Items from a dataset
▶
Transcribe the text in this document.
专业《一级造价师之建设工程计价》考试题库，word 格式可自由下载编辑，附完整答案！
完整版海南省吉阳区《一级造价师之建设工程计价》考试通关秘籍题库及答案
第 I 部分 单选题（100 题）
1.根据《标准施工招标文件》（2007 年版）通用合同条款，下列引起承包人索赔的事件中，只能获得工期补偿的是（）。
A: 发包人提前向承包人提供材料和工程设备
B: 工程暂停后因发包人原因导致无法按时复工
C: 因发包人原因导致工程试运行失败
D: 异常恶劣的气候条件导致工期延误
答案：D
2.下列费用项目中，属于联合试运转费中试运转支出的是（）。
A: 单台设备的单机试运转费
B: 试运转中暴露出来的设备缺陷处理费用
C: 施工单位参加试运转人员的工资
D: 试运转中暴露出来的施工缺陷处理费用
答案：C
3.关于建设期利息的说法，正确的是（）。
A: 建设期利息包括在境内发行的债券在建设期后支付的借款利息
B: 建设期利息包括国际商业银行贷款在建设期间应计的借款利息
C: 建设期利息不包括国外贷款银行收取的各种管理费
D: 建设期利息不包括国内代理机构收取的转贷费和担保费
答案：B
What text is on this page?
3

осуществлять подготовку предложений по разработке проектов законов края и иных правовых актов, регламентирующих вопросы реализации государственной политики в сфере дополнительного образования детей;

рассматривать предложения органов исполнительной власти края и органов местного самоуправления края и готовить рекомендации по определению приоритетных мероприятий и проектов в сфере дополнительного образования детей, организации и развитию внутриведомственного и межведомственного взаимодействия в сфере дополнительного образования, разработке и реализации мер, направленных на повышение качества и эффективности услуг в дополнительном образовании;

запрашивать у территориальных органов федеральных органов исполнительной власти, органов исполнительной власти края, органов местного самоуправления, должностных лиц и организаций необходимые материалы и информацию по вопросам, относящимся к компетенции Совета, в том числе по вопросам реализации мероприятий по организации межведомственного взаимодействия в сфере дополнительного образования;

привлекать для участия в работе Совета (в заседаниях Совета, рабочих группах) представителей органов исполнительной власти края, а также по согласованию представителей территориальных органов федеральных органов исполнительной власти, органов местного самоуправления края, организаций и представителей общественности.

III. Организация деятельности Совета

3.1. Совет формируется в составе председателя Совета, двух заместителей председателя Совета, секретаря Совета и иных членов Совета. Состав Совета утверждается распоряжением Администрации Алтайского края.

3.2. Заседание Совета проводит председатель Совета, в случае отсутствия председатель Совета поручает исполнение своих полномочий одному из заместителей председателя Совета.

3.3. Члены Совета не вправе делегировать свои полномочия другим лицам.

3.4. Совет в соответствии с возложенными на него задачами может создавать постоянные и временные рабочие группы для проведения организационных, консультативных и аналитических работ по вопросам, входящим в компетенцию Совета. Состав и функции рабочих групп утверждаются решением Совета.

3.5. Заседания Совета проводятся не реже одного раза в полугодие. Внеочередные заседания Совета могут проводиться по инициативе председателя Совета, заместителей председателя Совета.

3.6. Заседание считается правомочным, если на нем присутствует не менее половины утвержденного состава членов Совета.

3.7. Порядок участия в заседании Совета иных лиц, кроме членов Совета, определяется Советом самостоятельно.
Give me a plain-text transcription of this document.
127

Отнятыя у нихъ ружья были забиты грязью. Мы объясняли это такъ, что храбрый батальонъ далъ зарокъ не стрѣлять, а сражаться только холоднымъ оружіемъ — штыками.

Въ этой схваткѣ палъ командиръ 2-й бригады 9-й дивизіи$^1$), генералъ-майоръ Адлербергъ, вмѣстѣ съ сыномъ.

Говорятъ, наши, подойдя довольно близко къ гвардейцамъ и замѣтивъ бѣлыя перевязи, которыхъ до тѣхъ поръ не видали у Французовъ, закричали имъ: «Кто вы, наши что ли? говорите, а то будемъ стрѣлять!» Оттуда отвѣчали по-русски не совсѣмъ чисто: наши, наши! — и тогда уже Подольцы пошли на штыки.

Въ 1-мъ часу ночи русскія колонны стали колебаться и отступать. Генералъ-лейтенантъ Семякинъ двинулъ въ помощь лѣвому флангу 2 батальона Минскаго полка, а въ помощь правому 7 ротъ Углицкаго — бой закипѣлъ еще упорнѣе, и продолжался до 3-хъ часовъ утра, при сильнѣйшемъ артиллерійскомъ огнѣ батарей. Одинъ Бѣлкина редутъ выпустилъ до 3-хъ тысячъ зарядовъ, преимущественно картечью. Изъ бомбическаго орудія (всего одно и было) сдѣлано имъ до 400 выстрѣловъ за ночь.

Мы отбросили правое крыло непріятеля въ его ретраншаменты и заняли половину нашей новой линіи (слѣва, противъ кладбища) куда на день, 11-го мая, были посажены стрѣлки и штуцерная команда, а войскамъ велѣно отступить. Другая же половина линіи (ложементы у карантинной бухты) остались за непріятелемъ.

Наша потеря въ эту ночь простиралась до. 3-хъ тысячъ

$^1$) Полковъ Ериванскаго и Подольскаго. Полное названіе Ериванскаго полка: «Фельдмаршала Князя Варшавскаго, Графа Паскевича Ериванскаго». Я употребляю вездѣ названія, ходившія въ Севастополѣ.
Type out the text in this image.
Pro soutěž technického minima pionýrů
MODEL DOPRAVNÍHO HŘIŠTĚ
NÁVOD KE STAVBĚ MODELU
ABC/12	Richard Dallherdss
◀
• **Task directions**
Exactly as written above, please repeat the entries.

• **Task output**
Transcribe the text in this document.
专业《一级造价师之建设工程计价》考试题库，word 格式可自由下载编辑，附完整答案！
完整版海南省吉阳区《一级造价师之建设工程计价》考试通关秘籍题库及答案
第 I 部分 单选题（100 题）
1.根据《标准施工招标文件》（2007 年版）通用合同条款，下列引起承包人索赔的事件中，只能获得工期补偿的是（）。
A: 发包人提前向承包人提供材料和工程设备
B: 工程暂停后因发包人原因导致无法按时复工
C: 因发包人原因导致工程试运行失败
D: 异常恶劣的气候条件导致工期延误
答案：D
2.下列费用项目中，属于联合试运转费中试运转支出的是（）。
A: 单台设备的单机试运转费
B: 试运转中暴露出来的设备缺陷处理费用
C: 施工单位参加试运转人员的工资
D: 试运转中暴露出来的施工缺陷处理费用
答案：C
3.关于建设期利息的说法，正确的是（）。
A: 建设期利息包括在境内发行的债券在建设期后支付的借款利息
B: 建设期利息包括国际商业银行贷款在建设期间应计的借款利息
C: 建设期利息不包括国外贷款银行收取的各种管理费
D: 建设期利息不包括国内代理机构收取的转贷费和担保费
答案：B
What text is on this page?
3

осуществлять подготовку предложений по разработке проектов законов края и иных правовых актов, регламентирующих вопросы реализации государственной политики в сфере дополнительного образования детей;

рассматривать предложения органов исполнительной власти края и органов местного самоуправления края и готовить рекомендации по определению приоритетных мероприятий и проектов в сфере дополнительного образования детей, организации и развитию внутриведомственного и межведомственного взаимодействия в сфере дополнительного образования, разработке и реализации мер, направленных на повышение качества и эффективности услуг в дополнительном образовании;

запрашивать у территориальных органов федеральных органов исполнительной власти, органов исполнительной власти края, органов местного самоуправления, должностных лиц и организаций необходимые материалы и информацию по вопросам, относящимся к компетенции Совета, в том числе по вопросам реализации мероприятий по организации межведомственного взаимодействия в сфере дополнительного образования;

привлекать для участия в работе Совета (в заседаниях Совета, рабочих группах) представителей органов исполнительной власти края, а также по согласованию представителей территориальных органов федеральных органов исполнительной власти, органов местного самоуправления края, организаций и представителей общественности.

III. Организация деятельности Совета

3.1. Совет формируется в составе председателя Совета, двух заместителей председателя Совета, секретаря Совета и иных членов Совета. Состав Совета утверждается распоряжением Администрации Алтайского края.

3.2. Заседание Совета проводит председатель Совета, в случае отсутствия председатель Совета поручает исполнение своих полномочий одному из заместителей председателя Совета.

3.3. Члены Совета не вправе делегировать свои полномочия другим лицам.

3.4. Совет в соответствии с возложенными на него задачами может создавать постоянные и временные рабочие группы для проведения организационных, консультативных и аналитических работ по вопросам, входящим в компетенцию Совета. Состав и функции рабочих групп утверждаются решением Совета.

3.5. Заседания Совета проводятся не реже одного раза в полугодие. Внеочередные заседания Совета могут проводиться по инициативе председателя Совета, заместителей председателя Совета.

3.6. Заседание считается правомочным, если на нем присутствует не менее половины утвержденного состава членов Совета.

3.7. Порядок участия в заседании Совета иных лиц, кроме членов Совета, определяется Советом самостоятельно.
Give me a plain-text transcription of this document.
127

Отнятыя у нихъ ружья были забиты грязью. Мы объясняли это такъ, что храбрый батальонъ далъ зарокъ не стрѣлять, а сражаться только холоднымъ оружіемъ — штыками.

Въ этой схваткѣ палъ командиръ 2-й бригады 9-й дивизіи$^1$), генералъ-майоръ Адлербергъ, вмѣстѣ съ сыномъ.

Говорятъ, наши, подойдя довольно близко къ гвардейцамъ и замѣтивъ бѣлыя перевязи, которыхъ до тѣхъ поръ не видали у Французовъ, закричали имъ: «Кто вы, наши что ли? говорите, а то будемъ стрѣлять!» Оттуда отвѣчали по-русски не совсѣмъ чисто: наши, наши! — и тогда уже Подольцы пошли на штыки.

Въ 1-мъ часу ночи русскія колонны стали колебаться и отступать. Генералъ-лейтенантъ Семякинъ двинулъ въ помощь лѣвому флангу 2 батальона Минскаго полка, а въ помощь правому 7 ротъ Углицкаго — бой закипѣлъ еще упорнѣе, и продолжался до 3-хъ часовъ утра, при сильнѣйшемъ артиллерійскомъ огнѣ батарей. Одинъ Бѣлкина редутъ выпустилъ до 3-хъ тысячъ зарядовъ, преимущественно картечью. Изъ бомбическаго орудія (всего одно и было) сдѣлано имъ до 400 выстрѣловъ за ночь.

Мы отбросили правое крыло непріятеля въ его ретраншаменты и заняли половину нашей новой линіи (слѣва, противъ кладбища) куда на день, 11-го мая, были посажены стрѣлки и штуцерная команда, а войскамъ велѣно отступить. Другая же половина линіи (ложементы у карантинной бухты) остались за непріятелемъ.

Наша потеря въ эту ночь простиралась до. 3-хъ тысячъ

$^1$) Полковъ Ериванскаго и Подольскаго. Полное названіе Ериванскаго полка: «Фельдмаршала Князя Варшавскаго, Графа Паскевича Ериванскаго». Я употребляю вездѣ названія, ходившія въ Севастополѣ.
Type out the text in this image.
Pro soutěž technického minima pionýrů
MODEL DOPRAVNÍHO HŘIŠTĚ
NÁVOD KE STAVBĚ MODELU
ABC/12	Richard Dallherdss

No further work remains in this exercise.